__THE REQUEST__.
Draw out every line with the word "exams" from the listing below.
--- RECORDS FOR THIS TASK ---
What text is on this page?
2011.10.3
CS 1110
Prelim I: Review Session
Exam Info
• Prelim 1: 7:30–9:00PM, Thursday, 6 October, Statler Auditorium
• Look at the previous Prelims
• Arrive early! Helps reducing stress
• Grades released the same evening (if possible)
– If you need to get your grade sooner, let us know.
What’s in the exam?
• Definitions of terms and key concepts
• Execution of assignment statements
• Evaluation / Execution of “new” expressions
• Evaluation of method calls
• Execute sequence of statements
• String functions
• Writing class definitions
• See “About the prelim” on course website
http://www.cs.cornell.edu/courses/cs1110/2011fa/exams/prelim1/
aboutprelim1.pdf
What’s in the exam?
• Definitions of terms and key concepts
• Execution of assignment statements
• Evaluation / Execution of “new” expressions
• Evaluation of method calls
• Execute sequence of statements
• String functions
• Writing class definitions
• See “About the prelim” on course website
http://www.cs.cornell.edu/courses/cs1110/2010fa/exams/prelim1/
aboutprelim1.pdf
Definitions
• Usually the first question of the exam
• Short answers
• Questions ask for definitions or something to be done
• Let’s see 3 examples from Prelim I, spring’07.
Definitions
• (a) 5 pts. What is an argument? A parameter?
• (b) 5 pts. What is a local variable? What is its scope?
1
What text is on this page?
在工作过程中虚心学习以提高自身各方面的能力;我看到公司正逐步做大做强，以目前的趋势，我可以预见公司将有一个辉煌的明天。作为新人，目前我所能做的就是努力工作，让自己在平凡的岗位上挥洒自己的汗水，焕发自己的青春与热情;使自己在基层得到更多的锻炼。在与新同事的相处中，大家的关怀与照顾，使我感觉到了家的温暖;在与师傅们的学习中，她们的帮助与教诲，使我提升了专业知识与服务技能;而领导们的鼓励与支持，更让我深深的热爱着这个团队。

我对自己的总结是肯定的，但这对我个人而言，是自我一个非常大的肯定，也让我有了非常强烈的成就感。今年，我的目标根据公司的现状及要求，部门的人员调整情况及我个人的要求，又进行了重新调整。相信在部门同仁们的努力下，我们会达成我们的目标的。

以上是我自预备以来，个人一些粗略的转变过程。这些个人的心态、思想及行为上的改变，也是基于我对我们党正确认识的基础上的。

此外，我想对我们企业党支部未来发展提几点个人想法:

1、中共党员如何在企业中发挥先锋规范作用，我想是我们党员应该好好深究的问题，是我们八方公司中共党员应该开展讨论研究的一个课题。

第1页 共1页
---
__TASK SOLUTION__.
http://www.cs.cornell.edu/courses/cs1110/2011fa/exams/prelim1/
http://www.cs.cornell.edu/courses/cs1110/2010fa/exams/prelim1/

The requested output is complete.